» **Goal**
Quote all of the data that follows exactly as written, skipping the images.

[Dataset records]
..............................

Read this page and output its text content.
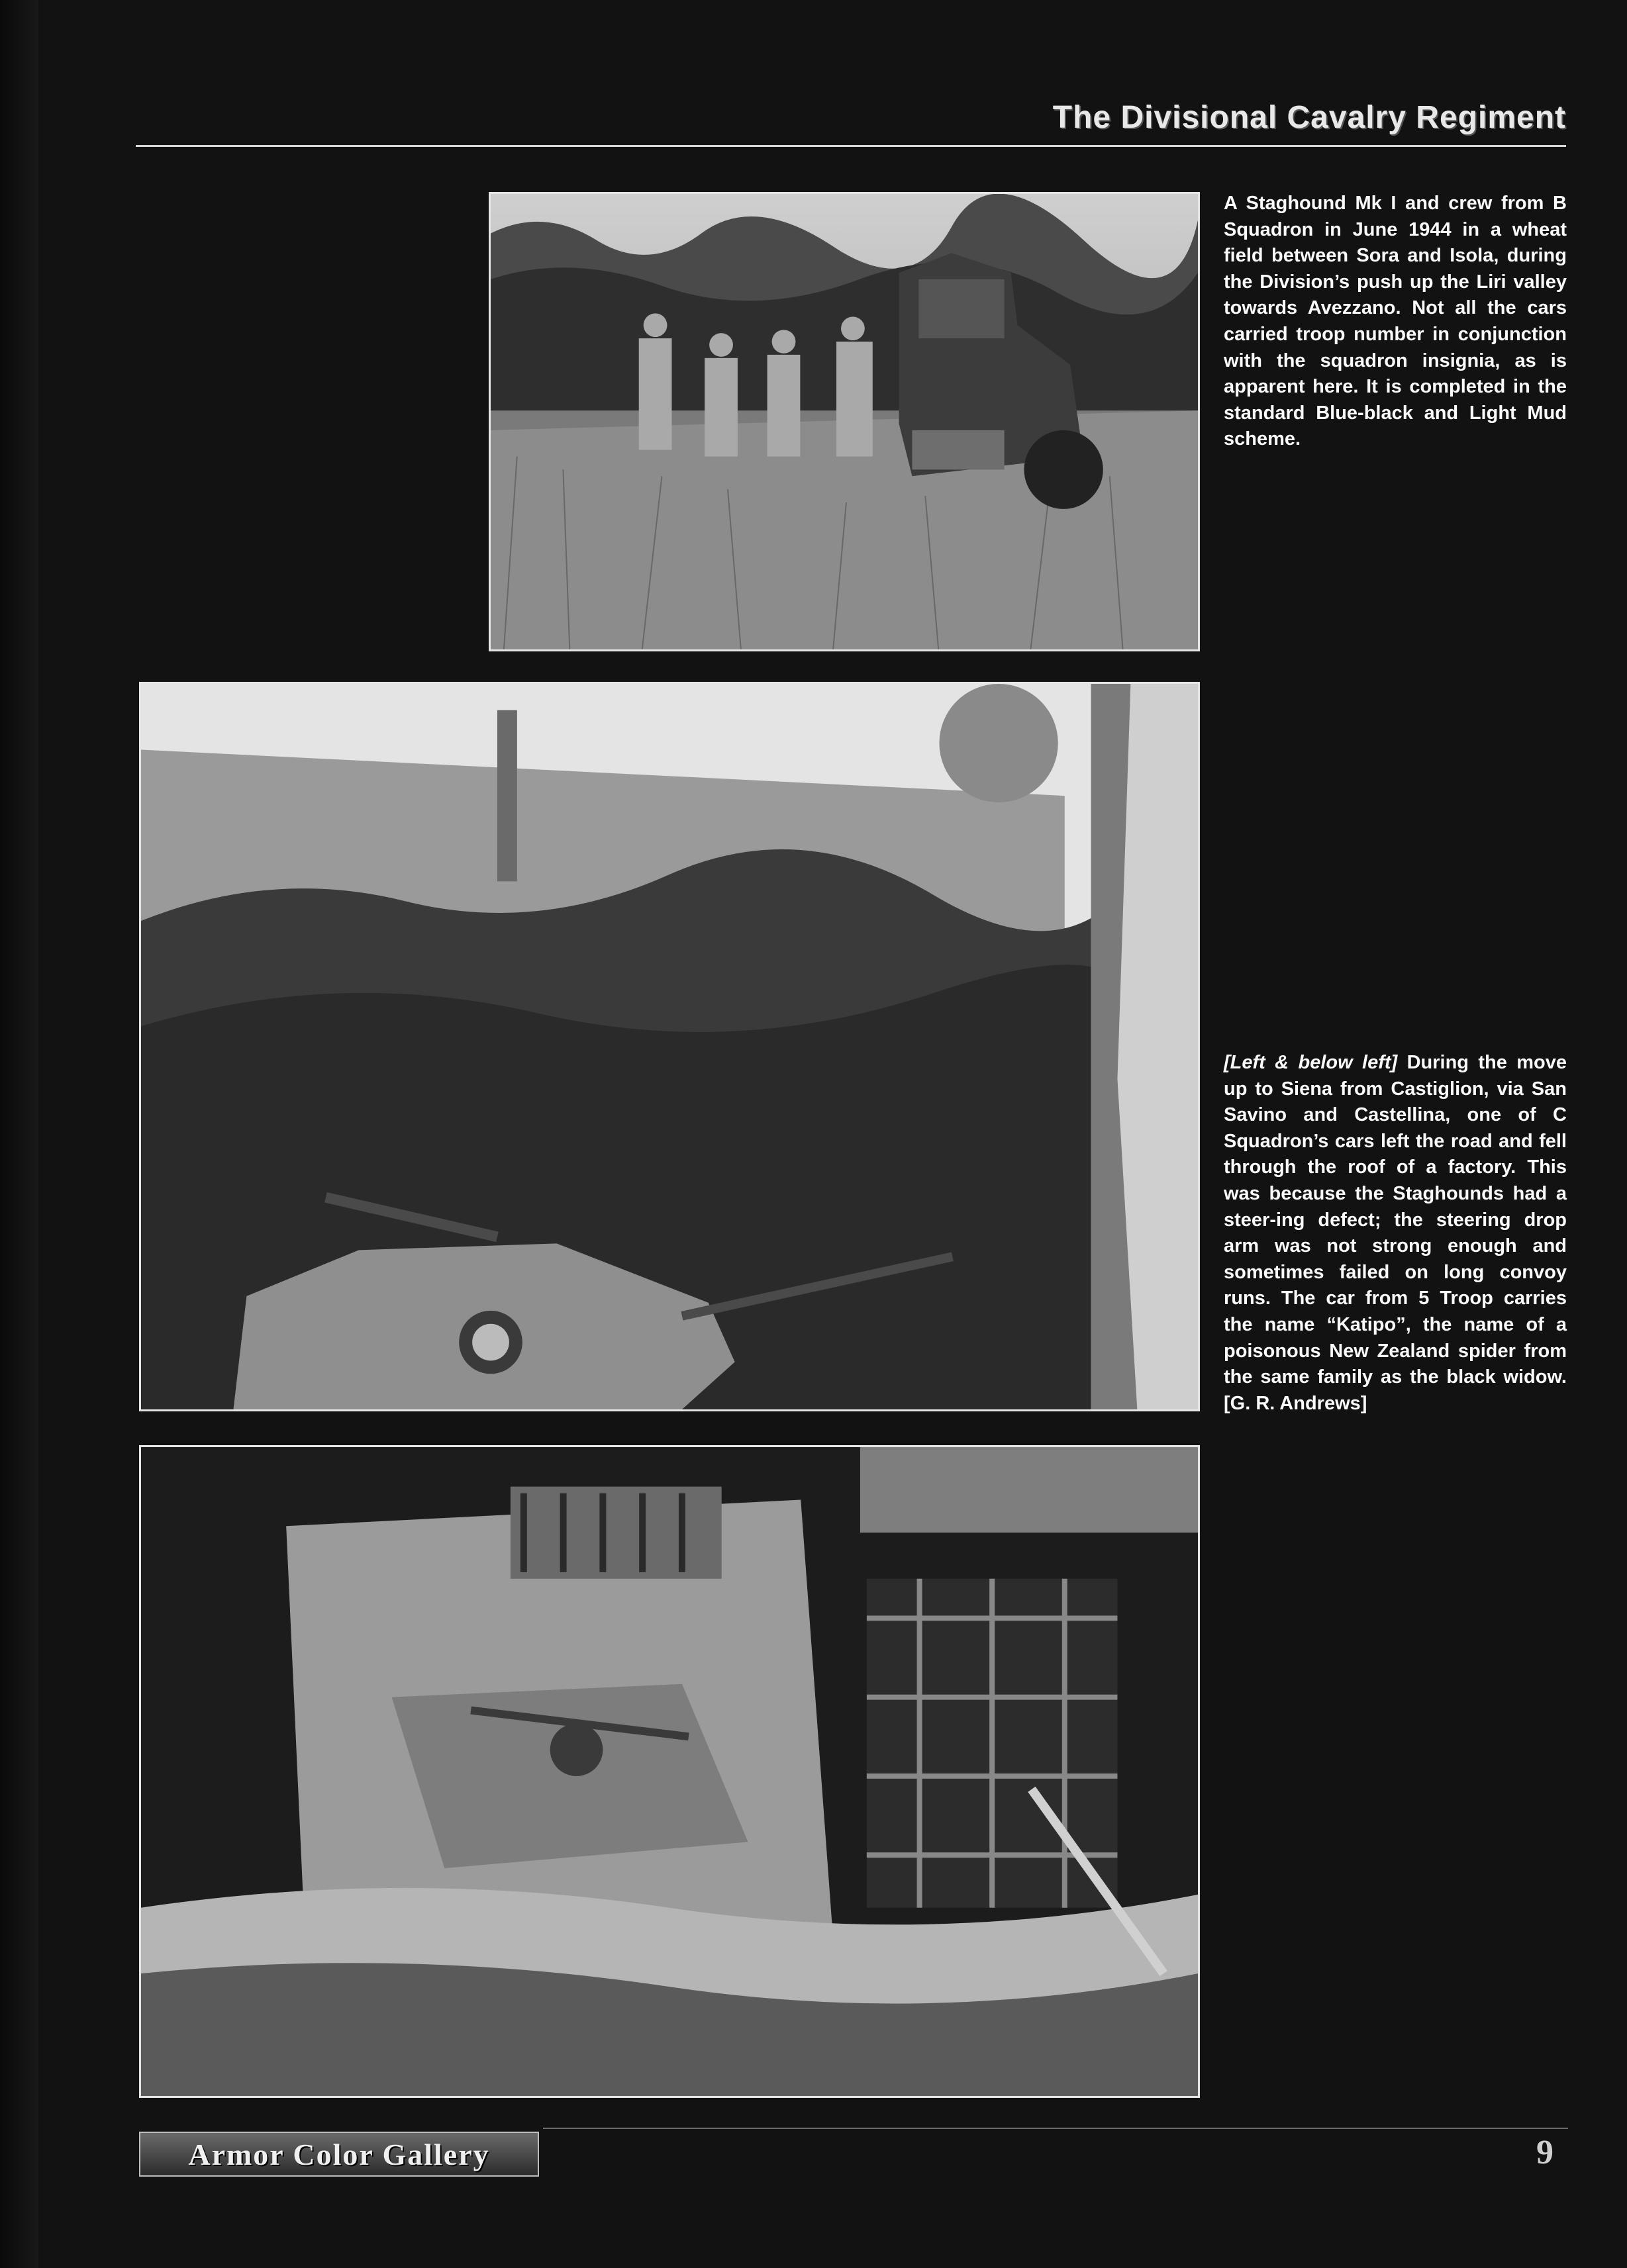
The Divisional Cavalry Regiment

A Staghound Mk I and crew from B Squadron in June 1944 in a wheat field between Sora and Isola, during the Division’s push up the Liri valley towards Avezzano. Not all the cars carried troop number in conjunction with the squadron insignia, as is apparent here. It is completed in the standard Blue-black and Light Mud scheme.

[Left & below left] During the move up to Siena from Castiglion, via San Savino and Castellina, one of C Squadron’s cars left the road and fell through the roof of a factory. This was because the Staghounds had a steer-ing defect; the steering drop arm was not strong enough and sometimes failed on long convoy runs. The car from 5 Troop carries the name “Katipo”, the name of a poisonous New Zealand spider from the same family as the black widow. [G. R. Andrews]

Armor Color Gallery	9
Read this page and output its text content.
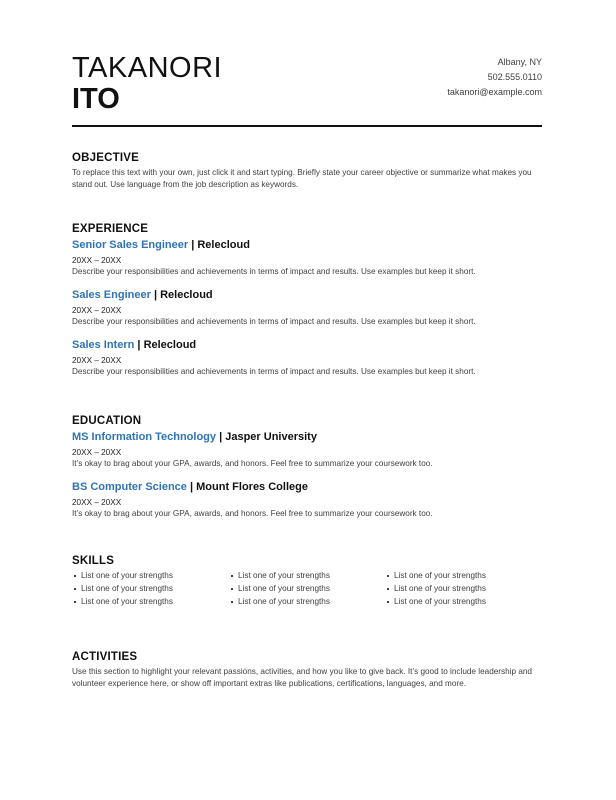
TAKANORI
ITO
Albany, NY
502.555.0110
takanori@example.com
OBJECTIVE

To replace this text with your own, just click it and start typing. Briefly state your career objective or summarize what makes you stand out. Use language from the job description as keywords.

EXPERIENCE
Senior Sales Engineer | Relecloud
20XX – 20XX

Describe your responsibilities and achievements in terms of impact and results. Use examples but keep it short.

Sales Engineer | Relecloud
20XX – 20XX

Describe your responsibilities and achievements in terms of impact and results. Use examples but keep it short.

Sales Intern | Relecloud
20XX – 20XX

Describe your responsibilities and achievements in terms of impact and results. Use examples but keep it short.

EDUCATION
MS Information Technology | Jasper University
20XX – 20XX

It’s okay to brag about your GPA, awards, and honors. Feel free to summarize your coursework too.

BS Computer Science | Mount Flores College
20XX – 20XX

It’s okay to brag about your GPA, awards, and honors. Feel free to summarize your coursework too.

SKILLS
List one of your strengths	List one of your strengths	List one of your strengths
List one of your strengths	List one of your strengths	List one of your strengths
List one of your strengths	List one of your strengths	List one of your strengths
ACTIVITIES

Use this section to highlight your relevant passions, activities, and how you like to give back. It’s good to include leadership and volunteer experience here, or show off important extras like publications, certifications, languages, and more.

..............................

» **Answer to the problem**
Read this page and output its text content.
The Divisional Cavalry Regiment

A Staghound Mk I and crew from B Squadron in June 1944 in a wheat field between Sora and Isola, during the Division’s push up the Liri valley towards Avezzano. Not all the cars carried troop number in conjunction with the squadron insignia, as is apparent here. It is completed in the standard Blue-black and Light Mud scheme.

[Left & below left] During the move up to Siena from Castiglion, via San Savino and Castellina, one of C Squadron’s cars left the road and fell through the roof of a factory. This was because the Staghounds had a steer-ing defect; the steering drop arm was not strong enough and sometimes failed on long convoy runs. The car from 5 Troop carries the name “Katipo”, the name of a poisonous New Zealand spider from the same family as the black widow. [G. R. Andrews]

Armor Color Gallery	9
Read this page and output its text content.
TAKANORI
ITO
Albany, NY
502.555.0110
takanori@example.com
OBJECTIVE

To replace this text with your own, just click it and start typing. Briefly state your career objective or summarize what makes you stand out. Use language from the job description as keywords.

EXPERIENCE
Senior Sales Engineer | Relecloud
20XX – 20XX

Describe your responsibilities and achievements in terms of impact and results. Use examples but keep it short.

Sales Engineer | Relecloud
20XX – 20XX

Describe your responsibilities and achievements in terms of impact and results. Use examples but keep it short.

Sales Intern | Relecloud
20XX – 20XX

Describe your responsibilities and achievements in terms of impact and results. Use examples but keep it short.

EDUCATION
MS Information Technology | Jasper University
20XX – 20XX

It’s okay to brag about your GPA, awards, and honors. Feel free to summarize your coursework too.

BS Computer Science | Mount Flores College
20XX – 20XX

It’s okay to brag about your GPA, awards, and honors. Feel free to summarize your coursework too.

SKILLS
List one of your strengths	List one of your strengths	List one of your strengths
List one of your strengths	List one of your strengths	List one of your strengths
List one of your strengths	List one of your strengths	List one of your strengths
ACTIVITIES

Use this section to highlight your relevant passions, activities, and how you like to give back. It’s good to include leadership and volunteer experience here, or show off important extras like publications, certifications, languages, and more.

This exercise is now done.